→ **INSTRUCTIONS TO FOLLOW**: Pictures do not belong in the copy. Return all of the entries exactly.

-------- DATA --------

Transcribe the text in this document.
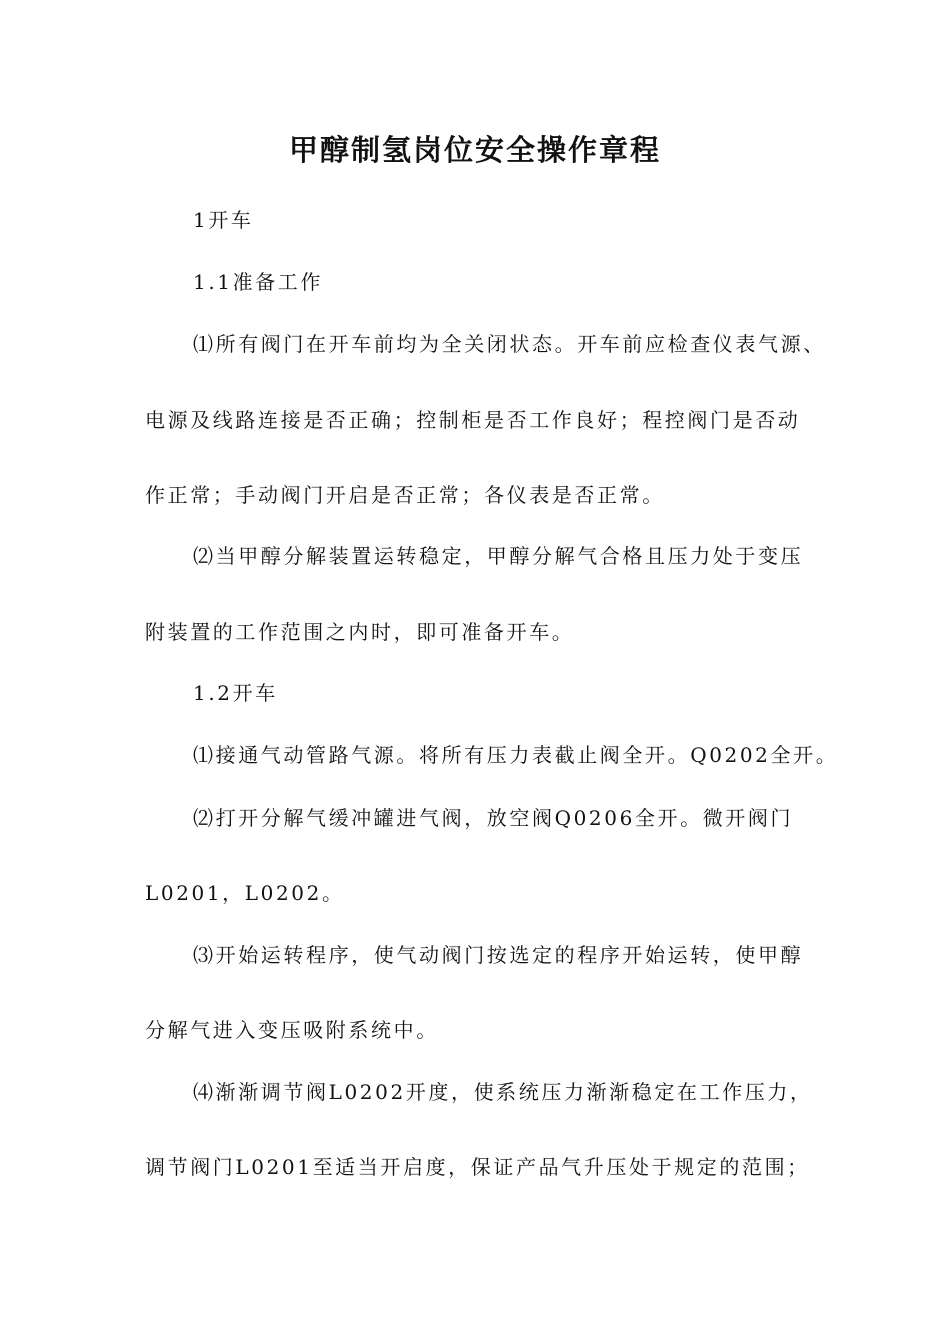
甲醇制氢岗位安全操作章程
1开车
1.1准备工作
⑴所有阀门在开车前均为全关闭状态。开车前应检查仪表气源、
电源及线路连接是否正确；控制柜是否工作良好；程控阀门是否动
作正常；手动阀门开启是否正常；各仪表是否正常。
⑵当甲醇分解装置运转稳定，甲醇分解气合格且压力处于变压
附装置的工作范围之内时，即可准备开车。
1.2开车
⑴接通气动管路气源。将所有压力表截止阀全开。Q0202全开。
⑵打开分解气缓冲罐进气阀，放空阀Q0206全开。微开阀门
L0201，L0202。
⑶开始运转程序，使气动阀门按选定的程序开始运转，使甲醇
分解气进入变压吸附系统中。
⑷渐渐调节阀L0202开度，使系统压力渐渐稳定在工作压力，
调节阀门L0201至适当开启度，保证产品气升压处于规定的范围；
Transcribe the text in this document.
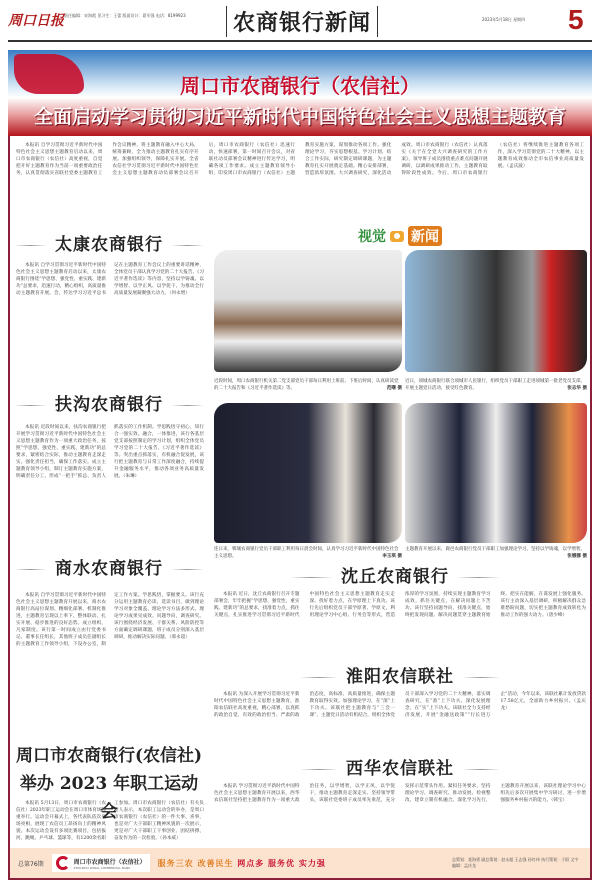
周口日报 责任编辑：宋海霞 见习生：王蕾 版面设计：葛军强 电话：8199923	农商银行新闻	2023年5月18日 星期四 5
周口市农商银行（农信社）
全面启动学习贯彻习近平新时代中国特色社会主义思想主题教育
本报讯 自学习贯彻习近平新时代中国特色社会主义思想主题教育启动以来，周口市农商银行（农信社）高度重视，自觉把开好主题教育作为当前一项重要政治任务，认真贯彻落实省联社党委主题教育工作会议精神，将主题教育融入中心大局，统筹兼顾，全力推动主题教育扎实有序开展。加强组织领导，保障扎实开展。全省农信社学习贯彻习近平新时代中国特色社会主义思想主题教育动员部署会议召开后，周口市农商银行（农信社）迅速行动，快速部署，第一时间召开会议，对省联社动员部署会议精神进行传达学习，明确各项工作要求。成立主题教育领导小组，印发周口市农商银行（农信社）主题教育实施方案，谋划推动各项工作。强化理论学习，夯实思想根基。学习计划，结合工作实际，研究制定调研课题，为主题教育扎实开展奠定基础。精心安排部署，营造浓厚氛围。大兴调查研究，深化活动成效。周口市农商银行（农信社）认真落实《关于在全党大兴调查研究的工作方案》，领导班子成员围绕重点难点问题开展调研，以调研成果推动工作，主题教育取得阶段性成效。今后，周口市农商银行（农信社）将继续推进主题教育各项工作，深入学习贯彻党的二十大精神，以主题教育成效推动全市农信事业高质量发展。（孟庆波）
太康农商银行
本报讯 自学习贯彻习近平新时代中国特色社会主义思想主题教育启动以来，太康农商银行围绕“学思想、强党性、重实践、建新功”总要求，迅速行动，精心组织，高质量推动主题教育开展。会，传达学习习近平总书记在主题教育工作会议上的重要讲话精神，全体党员干部认真学习党的二十大报告、《习近平著作选读》等内容，坚持以学铸魂、以学增智、以学正风、以学促干，为推动全行高质量发展凝聚强大动力。（何永增）
扶沟农商银行
本报讯 近段时间以来，扶沟农商银行把开展学习贯彻习近平新时代中国特色社会主义思想主题教育作为一项重大政治任务，按照“学思想、强党性、重实践、建新功”的总要求，紧密结合实际，推动主题教育走深走实。强化责任担当，确保工作落实。成立主题教育领导小组，制订主题教育实施方案，明确责任分工，形成“一把手”抓总、负责人抓落实的工作机制。学思践悟守初心，知行合一强实效。融合，一体推进，该行各基层党支部按照制定的学习计划，组织全体党员学习党的二十大报告、《习近平著作选读》等。突出重点抓落实，有机融合促发展，该行把主题教育与日常工作深度融合，持续提升金融服务水平，推动各项业务高质量发展。（朱琳）
商水农商银行
本报讯 自学习贯彻习近平新时代中国特色社会主义思想主题教育开展以来，商水农商银行高站位谋划、精细化部署、机制化推进，主题教育呈现以上率下、整体联动、扎实开展、稳步推进的良好态势。成立组织，凡家制度。该行第一时间成立由行党委书记、董事长任组长，其他班子成员任副组长的主题教育工作领导小组，下设办公室，制定工作方案。学思践悟，掌握要义。该行充分运用主题教育必读、选读书目，做到理论学习对象全覆盖、理论学习方法多形式、理论学习成果见成效。问题导向，调查研究。该行围绕经济发展、干群关系、风险防控等方面确定调研课题，班子成员分别深入基层调研，推动解决实际问题。（邢永超）
周口市农商银行(农信社)
举办 2023 年职工运动会
本报讯 5月13日，周口市农商银行（农信社）2023年职工运动会在周口市体育场隆重举行。运动会开幕式上，各代表队依次登场亮相，展现了农信员工昂扬向上的精神风貌。本次运动会设有多项比赛项目，包括拔河、跳绳、乒乓球、篮球等，有1200余名职工参加。周口市农商银行（农信社）有关负责人表示，本次职工运动会的举办，是周口市农商银行（农信社）的一件大事、喜事，也是对广大干部职工精神风貌的一次展示，更是对广大干部职工干事创业、团结拼搏、奋发作为的一次检验。（孙本威）
视觉 新闻
近段时间，周口农商银行机关第二党支部党员干部每日利用上班前、下班后时间，认真研读党的二十大报告和《习近平著作选读》等。	范曙 摄
近日，项城农商银行联合项城市人民银行，组织党员干部职工走进项城第一批老党员支部，开展主题党日活动，接受红色教育。	张志华 摄
连日来，郸城农商银行党员干部职工利用每日晨会时间，认真学习习近平新时代中国特色社会主义思想。	李玉琪 摄
主题教育开展以来，鹿邑农商银行党员干部职工加强理论学习，坚持以学铸魂，以学增智。
张娜娜 摄
沈丘农商银行
本报讯 近日，沈丘农商银行召开专题部署会，牢牢把握“学思想、强党性、重实践、建新功”的总要求，找准着力点，抓住关键点，扎实推进学习贯彻习近平新时代中国特色社会主义思想主题教育走实走深。找好着力点，在学原理上下真功。该行先后组织党员干部学原著、学原文，利用理论学习中心组、行务会等形式，营造浓厚的学习氛围，持续实现主题教育学习成效。抓住关键点，在解决问题上下苦功。该行坚持问题导向，找准关键点，始终把发现问题、解决问题贯穿主题教育始终。把实在能解，在谋发展上强化服务。该行主动深入基层调研，积极解决群众急难愁盼问题，切实把主题教育成效转化为推动工作的强大动力。（唐少峰）
淮阳农信联社
本报讯 为深入开展学习贯彻习近平新时代中国特色社会主义思想主题教育，淮阳农信联社高度重视，精心部署，以真抓的政治自觉、有效的政治担当、严肃的政治态度，高标准、高质量推进，确保主题教育取得实效。加强理论学习，在“深”上下功夫。该联社把主题教育与“三会一课”、主题党日活动有机结合，组织全体党员干部深入学习党的二十大精神。落实调查研究，在“准”上下功夫。深化发展理念，在“实”上下功夫。该联社全力支持经济发展，开展“金融送政策”“行长进万企”活动，今年以来，该联社累计发放贷款17.58亿元，全面助力乡村振兴。（孟庆龙）
西华农信联社
本报讯 学习贯彻习近平新时代中国特色社会主义思想主题教育开展以来，西华农信联社坚持把主题教育作为一项重大政治任务，以学增智，以学正风，以学促干，推动主题教育走深走实。坚持领导带头，该联社党委班子成员率先垂范，充分发挥示范带头作用。紧扣任务要求，坚持理论学习、调查研究、推动发展、检视整改、建章立制有机融合。深化学习先行，主题教育开展以来，该联社理论学习中心组先后多次开展集中学习研讨，进一步增强服务乡村振兴的能力。（韩宝）
总第76期	周口市农商银行（农信社）
ZHOUKOU RURAL COMMERCIAL BANK	服务三农 改善民生 网点多 服务优 实力强	总策划：聂海勇 副总策划：赵永超 王志强 孙红伟 执行策划：于阳 文字编辑：孟庆龙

--------

→ **COMPLETE RESPONSE**:
Transcribe the text in this document.
甲醇制氢岗位安全操作章程
1开车
1.1准备工作
⑴所有阀门在开车前均为全关闭状态。开车前应检查仪表气源、
电源及线路连接是否正确；控制柜是否工作良好；程控阀门是否动
作正常；手动阀门开启是否正常；各仪表是否正常。
⑵当甲醇分解装置运转稳定，甲醇分解气合格且压力处于变压
附装置的工作范围之内时，即可准备开车。
1.2开车
⑴接通气动管路气源。将所有压力表截止阀全开。Q0202全开。
⑵打开分解气缓冲罐进气阀，放空阀Q0206全开。微开阀门
L0201，L0202。
⑶开始运转程序，使气动阀门按选定的程序开始运转，使甲醇
分解气进入变压吸附系统中。
⑷渐渐调节阀L0202开度，使系统压力渐渐稳定在工作压力，
调节阀门L0201至适当开启度，保证产品气升压处于规定的范围；
Transcribe the text in this document.
周口日报 责任编辑：宋海霞 见习生：王蕾 版面设计：葛军强 电话：8199923	农商银行新闻	2023年5月18日 星期四 5
周口市农商银行（农信社）
全面启动学习贯彻习近平新时代中国特色社会主义思想主题教育
本报讯 自学习贯彻习近平新时代中国特色社会主义思想主题教育启动以来，周口市农商银行（农信社）高度重视，自觉把开好主题教育作为当前一项重要政治任务，认真贯彻落实省联社党委主题教育工作会议精神，将主题教育融入中心大局，统筹兼顾，全力推动主题教育扎实有序开展。加强组织领导，保障扎实开展。全省农信社学习贯彻习近平新时代中国特色社会主义思想主题教育动员部署会议召开后，周口市农商银行（农信社）迅速行动，快速部署，第一时间召开会议，对省联社动员部署会议精神进行传达学习，明确各项工作要求。成立主题教育领导小组，印发周口市农商银行（农信社）主题教育实施方案，谋划推动各项工作。强化理论学习，夯实思想根基。学习计划，结合工作实际，研究制定调研课题，为主题教育扎实开展奠定基础。精心安排部署，营造浓厚氛围。大兴调查研究，深化活动成效。周口市农商银行（农信社）认真落实《关于在全党大兴调查研究的工作方案》，领导班子成员围绕重点难点问题开展调研，以调研成果推动工作，主题教育取得阶段性成效。今后，周口市农商银行（农信社）将继续推进主题教育各项工作，深入学习贯彻党的二十大精神，以主题教育成效推动全市农信事业高质量发展。（孟庆波）
太康农商银行
本报讯 自学习贯彻习近平新时代中国特色社会主义思想主题教育启动以来，太康农商银行围绕“学思想、强党性、重实践、建新功”总要求，迅速行动，精心组织，高质量推动主题教育开展。会，传达学习习近平总书记在主题教育工作会议上的重要讲话精神，全体党员干部认真学习党的二十大报告、《习近平著作选读》等内容，坚持以学铸魂、以学增智、以学正风、以学促干，为推动全行高质量发展凝聚强大动力。（何永增）
扶沟农商银行
本报讯 近段时间以来，扶沟农商银行把开展学习贯彻习近平新时代中国特色社会主义思想主题教育作为一项重大政治任务，按照“学思想、强党性、重实践、建新功”的总要求，紧密结合实际，推动主题教育走深走实。强化责任担当，确保工作落实。成立主题教育领导小组，制订主题教育实施方案，明确责任分工，形成“一把手”抓总、负责人抓落实的工作机制。学思践悟守初心，知行合一强实效。融合，一体推进，该行各基层党支部按照制定的学习计划，组织全体党员学习党的二十大报告、《习近平著作选读》等。突出重点抓落实，有机融合促发展，该行把主题教育与日常工作深度融合，持续提升金融服务水平，推动各项业务高质量发展。（朱琳）
商水农商银行
本报讯 自学习贯彻习近平新时代中国特色社会主义思想主题教育开展以来，商水农商银行高站位谋划、精细化部署、机制化推进，主题教育呈现以上率下、整体联动、扎实开展、稳步推进的良好态势。成立组织，凡家制度。该行第一时间成立由行党委书记、董事长任组长，其他班子成员任副组长的主题教育工作领导小组，下设办公室，制定工作方案。学思践悟，掌握要义。该行充分运用主题教育必读、选读书目，做到理论学习对象全覆盖、理论学习方法多形式、理论学习成果见成效。问题导向，调查研究。该行围绕经济发展、干群关系、风险防控等方面确定调研课题，班子成员分别深入基层调研，推动解决实际问题。（邢永超）
周口市农商银行(农信社)
举办 2023 年职工运动会
本报讯 5月13日，周口市农商银行（农信社）2023年职工运动会在周口市体育场隆重举行。运动会开幕式上，各代表队依次登场亮相，展现了农信员工昂扬向上的精神风貌。本次运动会设有多项比赛项目，包括拔河、跳绳、乒乓球、篮球等，有1200余名职工参加。周口市农商银行（农信社）有关负责人表示，本次职工运动会的举办，是周口市农商银行（农信社）的一件大事、喜事，也是对广大干部职工精神风貌的一次展示，更是对广大干部职工干事创业、团结拼搏、奋发作为的一次检验。（孙本威）
视觉 新闻
近段时间，周口农商银行机关第二党支部党员干部每日利用上班前、下班后时间，认真研读党的二十大报告和《习近平著作选读》等。	范曙 摄
近日，项城农商银行联合项城市人民银行，组织党员干部职工走进项城第一批老党员支部，开展主题党日活动，接受红色教育。	张志华 摄
连日来，郸城农商银行党员干部职工利用每日晨会时间，认真学习习近平新时代中国特色社会主义思想。	李玉琪 摄
主题教育开展以来，鹿邑农商银行党员干部职工加强理论学习，坚持以学铸魂，以学增智。
张娜娜 摄
沈丘农商银行
本报讯 近日，沈丘农商银行召开专题部署会，牢牢把握“学思想、强党性、重实践、建新功”的总要求，找准着力点，抓住关键点，扎实推进学习贯彻习近平新时代中国特色社会主义思想主题教育走实走深。找好着力点，在学原理上下真功。该行先后组织党员干部学原著、学原文，利用理论学习中心组、行务会等形式，营造浓厚的学习氛围，持续实现主题教育学习成效。抓住关键点，在解决问题上下苦功。该行坚持问题导向，找准关键点，始终把发现问题、解决问题贯穿主题教育始终。把实在能解，在谋发展上强化服务。该行主动深入基层调研，积极解决群众急难愁盼问题，切实把主题教育成效转化为推动工作的强大动力。（唐少峰）
淮阳农信联社
本报讯 为深入开展学习贯彻习近平新时代中国特色社会主义思想主题教育，淮阳农信联社高度重视，精心部署，以真抓的政治自觉、有效的政治担当、严肃的政治态度，高标准、高质量推进，确保主题教育取得实效。加强理论学习，在“深”上下功夫。该联社把主题教育与“三会一课”、主题党日活动有机结合，组织全体党员干部深入学习党的二十大精神。落实调查研究，在“准”上下功夫。深化发展理念，在“实”上下功夫。该联社全力支持经济发展，开展“金融送政策”“行长进万企”活动，今年以来，该联社累计发放贷款17.58亿元，全面助力乡村振兴。（孟庆龙）
西华农信联社
本报讯 学习贯彻习近平新时代中国特色社会主义思想主题教育开展以来，西华农信联社坚持把主题教育作为一项重大政治任务，以学增智，以学正风，以学促干，推动主题教育走深走实。坚持领导带头，该联社党委班子成员率先垂范，充分发挥示范带头作用。紧扣任务要求，坚持理论学习、调查研究、推动发展、检视整改、建章立制有机融合。深化学习先行，主题教育开展以来，该联社理论学习中心组先后多次开展集中学习研讨，进一步增强服务乡村振兴的能力。（韩宝）
总第76期	周口市农商银行（农信社）
ZHOUKOU RURAL COMMERCIAL BANK	服务三农 改善民生 网点多 服务优 实力强	总策划：聂海勇 副总策划：赵永超 王志强 孙红伟 执行策划：于阳 文字编辑：孟庆龙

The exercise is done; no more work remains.